## [Exercise details]
Report, as a bare number, how many lines contain the string "feel".

START

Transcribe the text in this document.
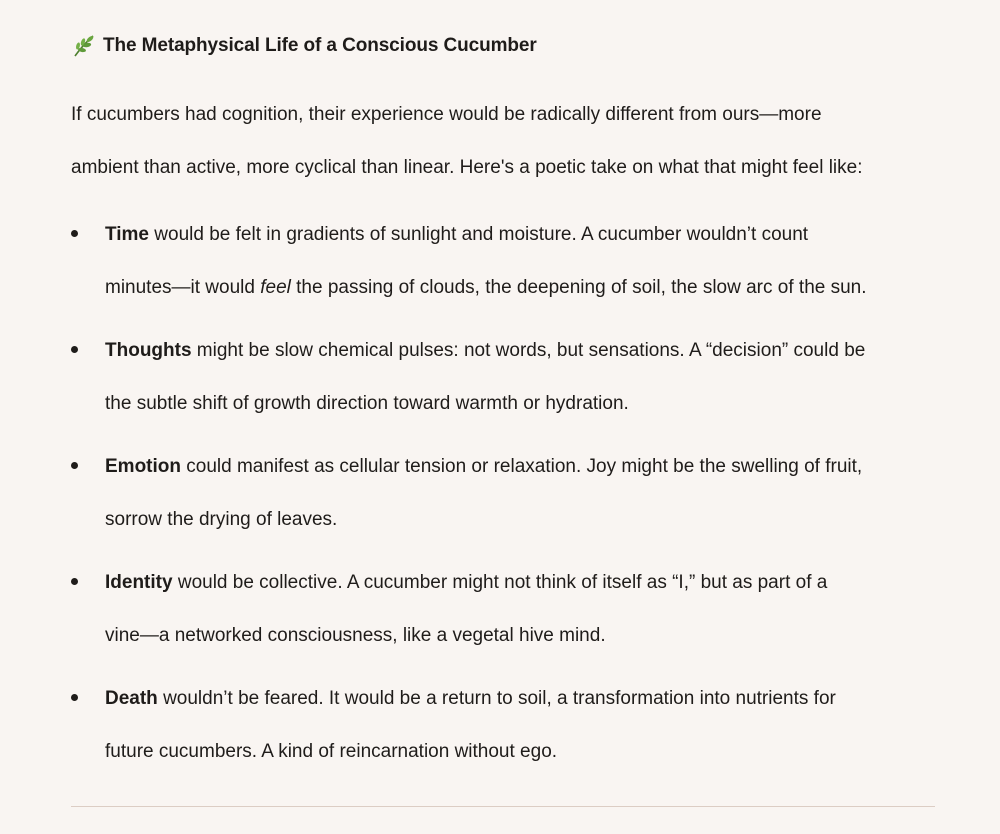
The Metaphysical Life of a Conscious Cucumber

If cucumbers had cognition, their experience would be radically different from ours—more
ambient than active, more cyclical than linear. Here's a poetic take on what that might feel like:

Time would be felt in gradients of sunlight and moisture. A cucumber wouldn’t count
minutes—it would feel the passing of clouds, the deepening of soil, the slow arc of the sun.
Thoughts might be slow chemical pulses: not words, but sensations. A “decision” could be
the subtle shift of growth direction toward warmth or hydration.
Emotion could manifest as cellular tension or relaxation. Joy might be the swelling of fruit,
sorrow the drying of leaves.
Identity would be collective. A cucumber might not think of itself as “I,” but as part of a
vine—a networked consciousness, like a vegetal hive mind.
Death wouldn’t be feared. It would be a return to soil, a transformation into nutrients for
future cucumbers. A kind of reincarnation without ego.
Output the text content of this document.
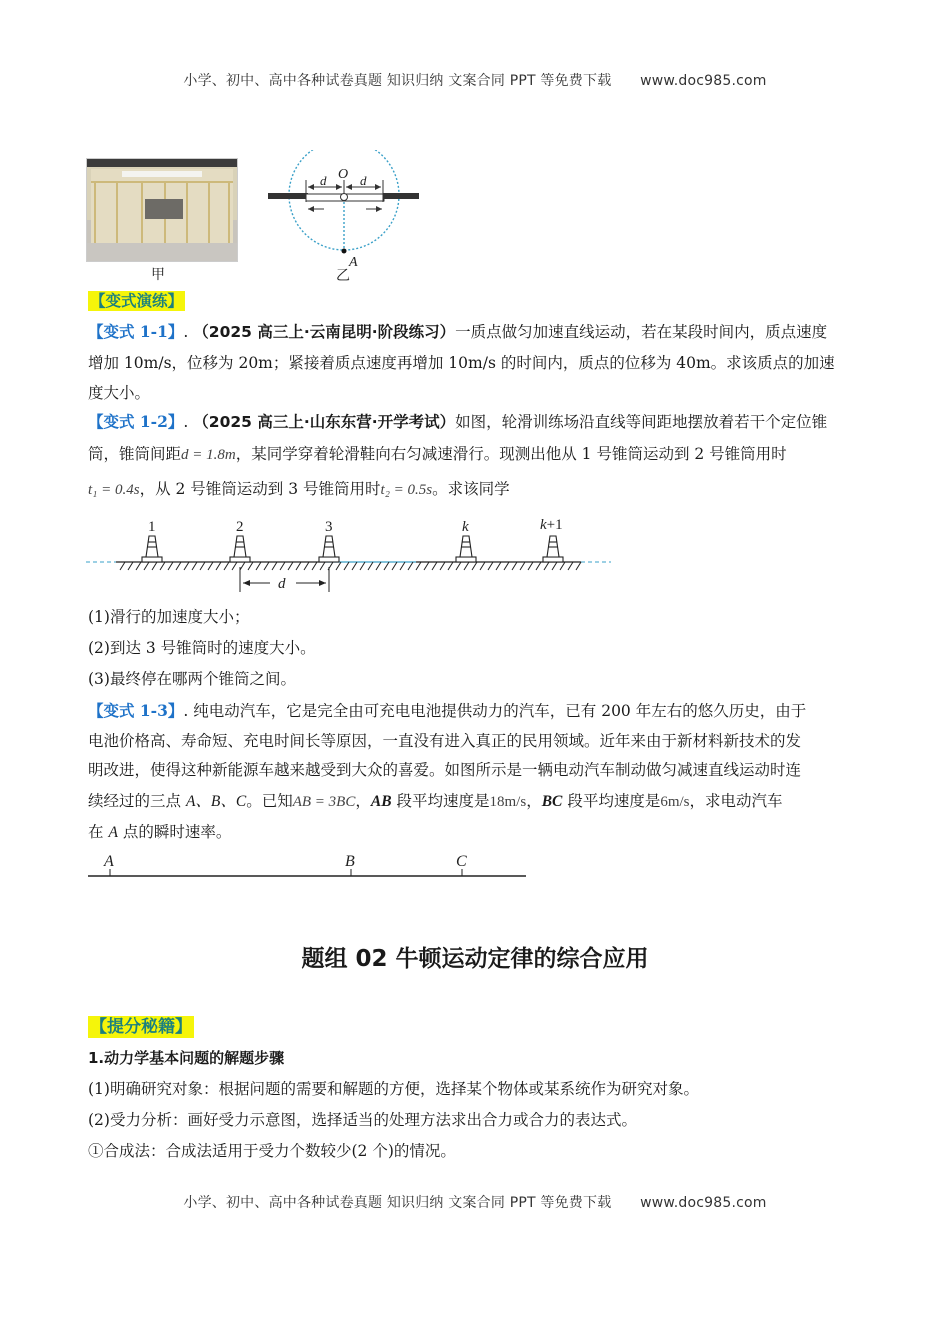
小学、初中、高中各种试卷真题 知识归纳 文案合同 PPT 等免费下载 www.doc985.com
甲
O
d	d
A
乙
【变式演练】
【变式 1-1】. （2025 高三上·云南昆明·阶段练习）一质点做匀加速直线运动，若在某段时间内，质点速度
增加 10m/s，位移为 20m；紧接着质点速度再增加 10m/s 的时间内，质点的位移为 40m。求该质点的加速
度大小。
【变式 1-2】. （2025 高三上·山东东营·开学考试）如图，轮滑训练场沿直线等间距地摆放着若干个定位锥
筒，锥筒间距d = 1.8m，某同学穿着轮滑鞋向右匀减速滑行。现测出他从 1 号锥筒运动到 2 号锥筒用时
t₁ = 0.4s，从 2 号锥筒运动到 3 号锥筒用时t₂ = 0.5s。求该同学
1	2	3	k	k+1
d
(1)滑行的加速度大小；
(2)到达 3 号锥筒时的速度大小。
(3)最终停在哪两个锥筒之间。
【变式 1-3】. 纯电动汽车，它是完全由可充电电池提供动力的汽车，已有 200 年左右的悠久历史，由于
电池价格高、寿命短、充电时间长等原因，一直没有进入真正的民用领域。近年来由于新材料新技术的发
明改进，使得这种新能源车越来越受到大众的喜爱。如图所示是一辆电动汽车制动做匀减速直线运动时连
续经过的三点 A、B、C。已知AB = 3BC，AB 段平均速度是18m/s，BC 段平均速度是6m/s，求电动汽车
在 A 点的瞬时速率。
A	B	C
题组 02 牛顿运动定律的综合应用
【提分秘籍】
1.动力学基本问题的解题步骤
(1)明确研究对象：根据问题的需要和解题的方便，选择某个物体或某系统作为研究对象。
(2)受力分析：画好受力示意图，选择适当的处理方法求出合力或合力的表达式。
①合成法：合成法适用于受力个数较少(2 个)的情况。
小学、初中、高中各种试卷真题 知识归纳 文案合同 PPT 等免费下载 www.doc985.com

END
START

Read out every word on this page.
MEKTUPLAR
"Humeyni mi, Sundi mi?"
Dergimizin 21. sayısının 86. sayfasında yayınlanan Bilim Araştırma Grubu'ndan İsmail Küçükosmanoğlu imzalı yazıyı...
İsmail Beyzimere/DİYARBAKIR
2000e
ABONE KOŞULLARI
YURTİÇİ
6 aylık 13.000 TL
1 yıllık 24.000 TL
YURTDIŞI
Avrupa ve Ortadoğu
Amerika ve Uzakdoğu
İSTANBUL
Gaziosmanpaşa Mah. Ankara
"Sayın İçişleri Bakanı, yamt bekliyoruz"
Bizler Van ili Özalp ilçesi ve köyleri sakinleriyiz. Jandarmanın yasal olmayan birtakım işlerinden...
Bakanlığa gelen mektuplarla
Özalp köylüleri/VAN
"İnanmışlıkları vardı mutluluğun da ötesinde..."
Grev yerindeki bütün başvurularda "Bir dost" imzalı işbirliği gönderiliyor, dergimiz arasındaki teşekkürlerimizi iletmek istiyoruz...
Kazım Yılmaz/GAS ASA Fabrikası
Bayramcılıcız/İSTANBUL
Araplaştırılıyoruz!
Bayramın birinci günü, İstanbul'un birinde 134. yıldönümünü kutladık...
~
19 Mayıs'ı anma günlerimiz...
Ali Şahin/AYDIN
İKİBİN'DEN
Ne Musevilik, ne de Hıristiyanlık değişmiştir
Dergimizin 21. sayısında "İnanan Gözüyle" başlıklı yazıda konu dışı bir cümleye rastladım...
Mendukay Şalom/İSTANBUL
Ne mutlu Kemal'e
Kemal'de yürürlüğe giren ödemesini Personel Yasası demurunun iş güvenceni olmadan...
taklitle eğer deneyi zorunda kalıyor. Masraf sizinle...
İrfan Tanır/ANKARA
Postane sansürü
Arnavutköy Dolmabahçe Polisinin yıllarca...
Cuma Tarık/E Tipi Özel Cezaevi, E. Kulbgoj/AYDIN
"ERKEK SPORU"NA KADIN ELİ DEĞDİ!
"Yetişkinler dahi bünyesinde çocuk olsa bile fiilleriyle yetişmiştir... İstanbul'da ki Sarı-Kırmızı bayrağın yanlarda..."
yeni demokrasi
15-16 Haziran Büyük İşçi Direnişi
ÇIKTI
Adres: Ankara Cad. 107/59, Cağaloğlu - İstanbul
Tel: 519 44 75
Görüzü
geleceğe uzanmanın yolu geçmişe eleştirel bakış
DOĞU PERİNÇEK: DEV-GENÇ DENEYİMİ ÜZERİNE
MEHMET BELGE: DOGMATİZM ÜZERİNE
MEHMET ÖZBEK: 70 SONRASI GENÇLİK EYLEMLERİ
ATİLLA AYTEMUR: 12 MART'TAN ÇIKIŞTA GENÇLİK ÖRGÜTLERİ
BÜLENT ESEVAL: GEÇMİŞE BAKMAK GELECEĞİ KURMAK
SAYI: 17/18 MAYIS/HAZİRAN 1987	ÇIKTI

END

## [Written reply]
2